Repeat the material verbatim. Images are excluded from the copy.

» Data listing:
========

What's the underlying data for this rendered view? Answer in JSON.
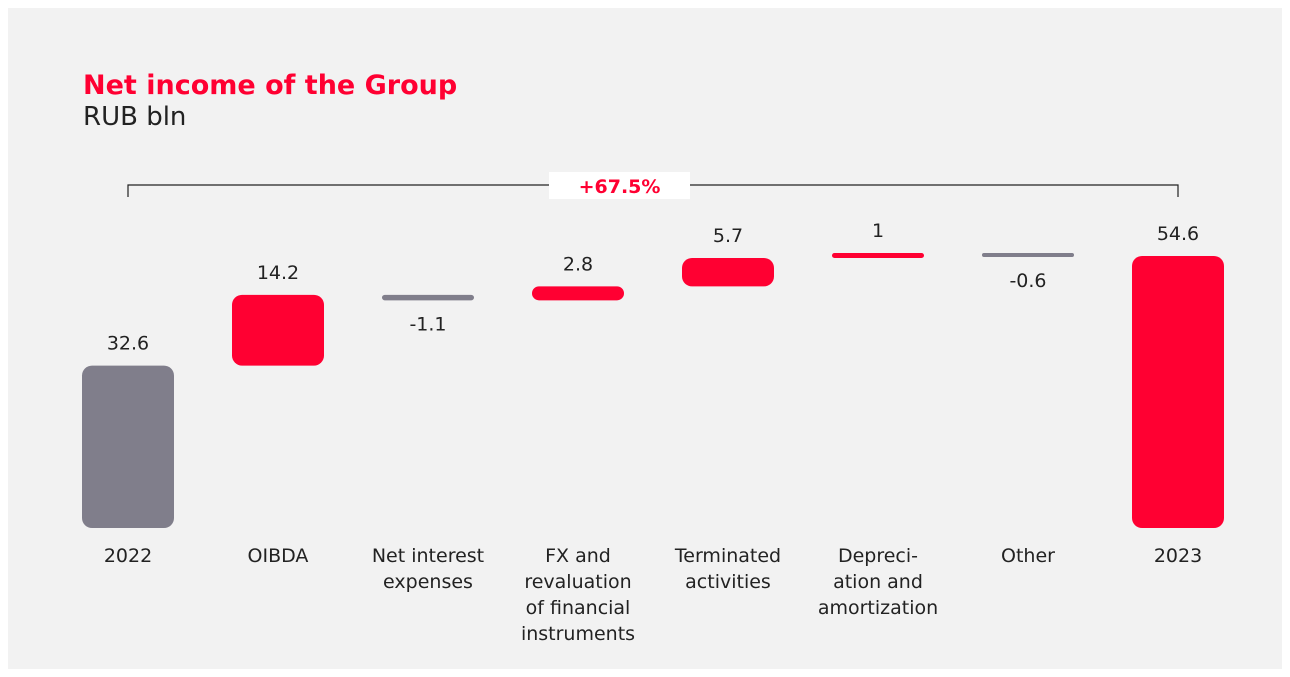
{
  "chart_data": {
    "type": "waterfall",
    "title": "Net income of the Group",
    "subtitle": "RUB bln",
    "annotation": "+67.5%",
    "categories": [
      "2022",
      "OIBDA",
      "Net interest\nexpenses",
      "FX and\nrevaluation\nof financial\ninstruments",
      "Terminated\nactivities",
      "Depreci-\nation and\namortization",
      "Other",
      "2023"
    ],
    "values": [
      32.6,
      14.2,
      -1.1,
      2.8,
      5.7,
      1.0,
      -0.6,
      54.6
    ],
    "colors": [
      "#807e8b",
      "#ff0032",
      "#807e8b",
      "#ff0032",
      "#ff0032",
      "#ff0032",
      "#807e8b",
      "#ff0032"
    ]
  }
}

========

» Exercise answer:
What's the underlying data for this rendered view? Answer in JSON.
{
  "chart_data": {
    "type": "waterfall",
    "title": "Net income of the Group",
    "subtitle": "RUB bln",
    "annotation": "+67.5%",
    "categories": [
      "2022",
      "OIBDA",
      "Net interest\nexpenses",
      "FX and\nrevaluation\nof financial\ninstruments",
      "Terminated\nactivities",
      "Depreci-\nation and\namortization",
      "Other",
      "2023"
    ],
    "values": [
      32.6,
      14.2,
      -1.1,
      2.8,
      5.7,
      1.0,
      -0.6,
      54.6
    ],
    "colors": [
      "#807e8b",
      "#ff0032",
      "#807e8b",
      "#ff0032",
      "#ff0032",
      "#ff0032",
      "#807e8b",
      "#ff0032"
    ]
  }
}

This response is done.